*Work to do*: Copy the items word for word, from the line containing "col-avg[interactable]: 平均 [598, 160, 668, 179]" through the line containing "col-agent[interactable]: Agent [372, 120, 444, 139]", both included.

*Supplied records*:
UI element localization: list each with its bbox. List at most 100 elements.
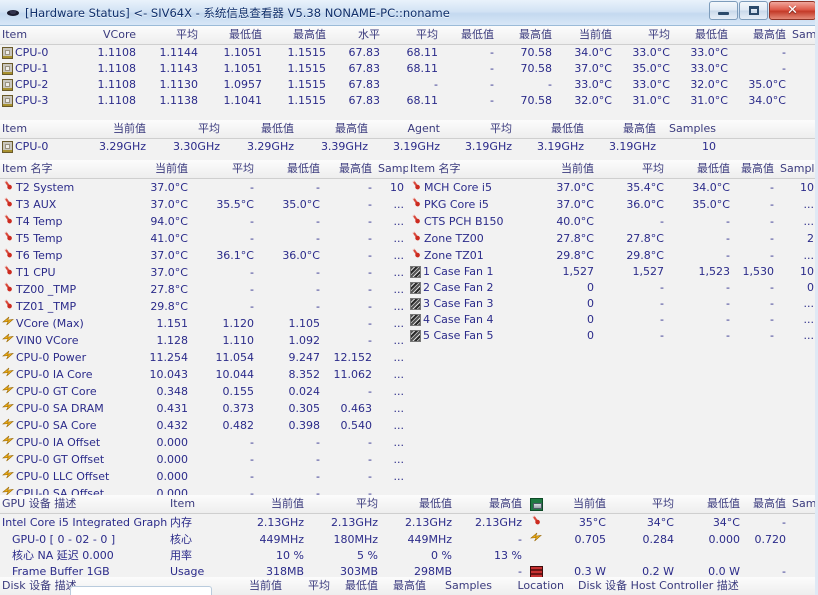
col-avg[interactable]: 平均 [598, 160, 668, 179]
col-samples[interactable]: Samples [430, 577, 496, 595]
col-samples[interactable]: Samples [660, 120, 720, 139]
col-vcore-avg[interactable]: 平均 [140, 26, 202, 45]
table-row[interactable]: 4 Case Fan 4 0 - - -... [408, 312, 818, 328]
table-row[interactable]: CPU-3 1.1108 1.1138 1.1041 1.1515 67.83 … [0, 93, 818, 109]
table-row[interactable]: CPU-0 SA Offset 0.000 - - -... [0, 485, 408, 495]
col-max[interactable]: 最高值 [298, 120, 372, 139]
table-row[interactable]: TZ00 _TMP 27.8°C - - -... [0, 281, 408, 298]
table-row[interactable]: CPU-1 1.1108 1.1143 1.1051 1.1515 67.83 … [0, 61, 818, 77]
table-row[interactable]: Zone TZ00 27.8°C 27.8°C - - 2 [408, 230, 818, 247]
taskbar-window-stub[interactable] [70, 586, 212, 595]
col-level-min[interactable]: 最低值 [442, 26, 498, 45]
table-row[interactable]: 2 Case Fan 2 0 - - - 0 [408, 280, 818, 296]
col-avg[interactable]: 平均 [286, 577, 334, 595]
col-min[interactable]: 最低值 [382, 495, 456, 514]
col-avg[interactable]: 平均 [150, 120, 224, 139]
table-row[interactable]: T6 Temp 37.0°C 36.1°C 36.0°C -... [0, 247, 408, 264]
col-temp-avg[interactable]: 平均 [616, 26, 674, 45]
col-agent[interactable]: Agent [372, 120, 444, 139]
col-max[interactable]: 最高值 [456, 495, 526, 514]
col-avg[interactable]: 平均 [192, 160, 258, 179]
table-row[interactable]: T4 Temp 94.0°C - - -... [0, 213, 408, 230]
table-row[interactable]: Intel Core i5 Integrated Graphics 内存 2.13G… [0, 514, 818, 532]
table-row[interactable]: 5 Case Fan 5 0 - - -... [408, 328, 818, 344]
table-row[interactable]: CTS PCH B150 40.0°C - - -... [408, 213, 818, 230]
table-row[interactable]: 1 Case Fan 1 1,527 1,527 1,523 1,530 10 [408, 264, 818, 280]
table-row[interactable]: VIN0 VCore 1.128 1.110 1.092 -... [0, 332, 408, 349]
table-row[interactable]: CPU-0 3.29GHz 3.30GHz 3.29GHz 3.39GHz 3.… [0, 139, 818, 156]
col-location[interactable]: Location [496, 577, 568, 595]
table-row[interactable]: T1 CPU 37.0°C - - -... [0, 264, 408, 281]
table-row[interactable]: CPU-0 1.1108 1.1144 1.1051 1.1515 67.83 … [0, 45, 818, 62]
col-r-avg[interactable]: 平均 [610, 495, 678, 514]
col-item[interactable]: Item [0, 120, 78, 139]
table-row[interactable]: CPU-0 IA Core 10.043 10.044 8.352 11.062... [0, 366, 408, 383]
col-level-avg[interactable]: 平均 [384, 26, 442, 45]
col-item[interactable]: Item [0, 26, 78, 45]
col-level-max[interactable]: 最高值 [498, 26, 556, 45]
col-agent-avg[interactable]: 平均 [444, 120, 516, 139]
col-gpu-desc[interactable]: GPU 设备 描述 [0, 495, 168, 514]
table-row[interactable]: Zone TZ01 29.8°C 29.8°C - -... [408, 247, 818, 264]
col-r-cur[interactable]: 当前值 [548, 495, 610, 514]
cell-cur: 40.0°C [556, 214, 594, 228]
maximize-button[interactable] [739, 1, 768, 20]
close-button[interactable]: ✕ [769, 1, 816, 20]
table-row[interactable]: CPU-0 GT Offset 0.000 - - -... [0, 451, 408, 468]
table-row[interactable]: CPU-2 1.1108 1.1130 1.0957 1.1515 67.83 … [0, 77, 818, 93]
col-min[interactable]: 最低值 [224, 120, 298, 139]
col-level[interactable]: 水平 [330, 26, 384, 45]
col-min[interactable]: 最低值 [668, 160, 734, 179]
col-min[interactable]: 最低值 [258, 160, 324, 179]
col-vcore-max[interactable]: 最高值 [266, 26, 330, 45]
col-item[interactable]: Item [168, 495, 236, 514]
table-row[interactable]: GPU-0 [ 0 - 02 - 0 ] 核心 449MHz 180MHz 449MHz… [0, 531, 818, 548]
col-r-max[interactable]: 最高值 [744, 495, 790, 514]
col-samples[interactable]: Samples [376, 160, 408, 179]
col-max[interactable]: 最高值 [324, 160, 376, 179]
col-cur[interactable]: 当前值 [220, 577, 286, 595]
table-row[interactable]: CPU-0 GT Core 0.348 0.155 0.024 -... [0, 383, 408, 400]
col-agent-min[interactable]: 最低值 [516, 120, 588, 139]
cell-min: - [316, 486, 320, 496]
col-vcore-min[interactable]: 最低值 [202, 26, 266, 45]
cell-level: 67.83 [348, 62, 381, 75]
col-cur[interactable]: 当前值 [526, 160, 598, 179]
table-row[interactable]: CPU-0 Power 11.254 11.054 9.247 12.152... [0, 349, 408, 366]
col-item-name[interactable]: Item 名字 [408, 160, 526, 179]
table-row[interactable]: CPU-0 LLC Offset 0.000 - - -... [0, 468, 408, 485]
table-row[interactable]: Frame Buffer 1GB Usage 318MB 303MB 298MB - 0.3… [0, 564, 818, 577]
col-max[interactable]: 最高值 [382, 577, 430, 595]
table-row[interactable]: T5 Temp 41.0°C - - -... [0, 230, 408, 247]
table-row[interactable]: 核心 NA 延迟 0.000 用率 10 % 5 % 0 % 13 % [0, 548, 818, 564]
col-samples[interactable]: Samples [790, 26, 818, 45]
col-temp-min[interactable]: 最低值 [674, 26, 732, 45]
col-min[interactable]: 最低值 [334, 577, 382, 595]
table-row[interactable]: MCH Core i5 37.0°C 35.4°C 34.0°C - 10 [408, 179, 818, 197]
table-row[interactable]: TZ01 _TMP 29.8°C - - -... [0, 298, 408, 315]
col-agent-max[interactable]: 最高值 [588, 120, 660, 139]
col-cur[interactable]: 当前值 [78, 120, 150, 139]
col-item-name[interactable]: Item 名字 [0, 160, 120, 179]
table-row[interactable]: CPU-0 SA DRAM 0.431 0.373 0.305 0.463... [0, 400, 408, 417]
col-vcore[interactable]: VCore [78, 26, 140, 45]
col-temp-max[interactable]: 最高值 [732, 26, 790, 45]
table-row[interactable]: CPU-0 SA Core 0.432 0.482 0.398 0.540... [0, 417, 408, 434]
disk-host-controller-label[interactable]: Disk 设备 Host Controller 描述 [568, 577, 818, 595]
col-temp-cur[interactable]: 当前值 [556, 26, 616, 45]
col-cur[interactable]: 当前值 [236, 495, 308, 514]
col-samples[interactable]: Samples [790, 495, 818, 514]
sensor-table-right: Item 名字 当前值 平均 最低值 最高值 Samples MCH Core … [408, 160, 818, 495]
col-r-min[interactable]: 最低值 [678, 495, 744, 514]
col-cur[interactable]: 当前值 [120, 160, 192, 179]
minimize-button[interactable] [709, 1, 738, 20]
table-row[interactable]: T2 System 37.0°C - - - 10 [0, 179, 408, 197]
table-row[interactable]: T3 AUX 37.0°C 35.5°C 35.0°C -... [0, 196, 408, 213]
table-row[interactable]: 3 Case Fan 3 0 - - -... [408, 296, 818, 312]
table-row[interactable]: VCore (Max) 1.151 1.120 1.105 -... [0, 315, 408, 332]
col-samples[interactable]: Samples [778, 160, 818, 179]
col-max[interactable]: 最高值 [734, 160, 778, 179]
table-row[interactable]: PKG Core i5 37.0°C 36.0°C 35.0°C -... [408, 196, 818, 213]
col-avg[interactable]: 平均 [308, 495, 382, 514]
table-row[interactable]: CPU-0 IA Offset 0.000 - - -... [0, 434, 408, 451]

*The solution*:
col-avg[interactable]: 平均 [598, 160, 668, 179]
col-samples[interactable]: Samples [430, 577, 496, 595]
col-samples[interactable]: Samples [660, 120, 720, 139]
col-vcore-avg[interactable]: 平均 [140, 26, 202, 45]
table-row[interactable]: 4 Case Fan 4 0 - - -... [408, 312, 818, 328]
table-row[interactable]: CPU-3 1.1108 1.1138 1.1041 1.1515 67.83 … [0, 93, 818, 109]
table-row[interactable]: CPU-0 SA Offset 0.000 - - -... [0, 485, 408, 495]
col-max[interactable]: 最高值 [298, 120, 372, 139]
table-row[interactable]: TZ00 _TMP 27.8°C - - -... [0, 281, 408, 298]
table-row[interactable]: CPU-1 1.1108 1.1143 1.1051 1.1515 67.83 … [0, 61, 818, 77]
table-row[interactable]: Zone TZ00 27.8°C 27.8°C - - 2 [408, 230, 818, 247]
taskbar-window-stub[interactable] [70, 586, 212, 595]
col-level-min[interactable]: 最低值 [442, 26, 498, 45]
table-row[interactable]: 2 Case Fan 2 0 - - - 0 [408, 280, 818, 296]
col-avg[interactable]: 平均 [286, 577, 334, 595]
col-min[interactable]: 最低值 [382, 495, 456, 514]
col-avg[interactable]: 平均 [150, 120, 224, 139]
table-row[interactable]: T6 Temp 37.0°C 36.1°C 36.0°C -... [0, 247, 408, 264]
col-temp-avg[interactable]: 平均 [616, 26, 674, 45]
col-agent[interactable]: Agent [372, 120, 444, 139]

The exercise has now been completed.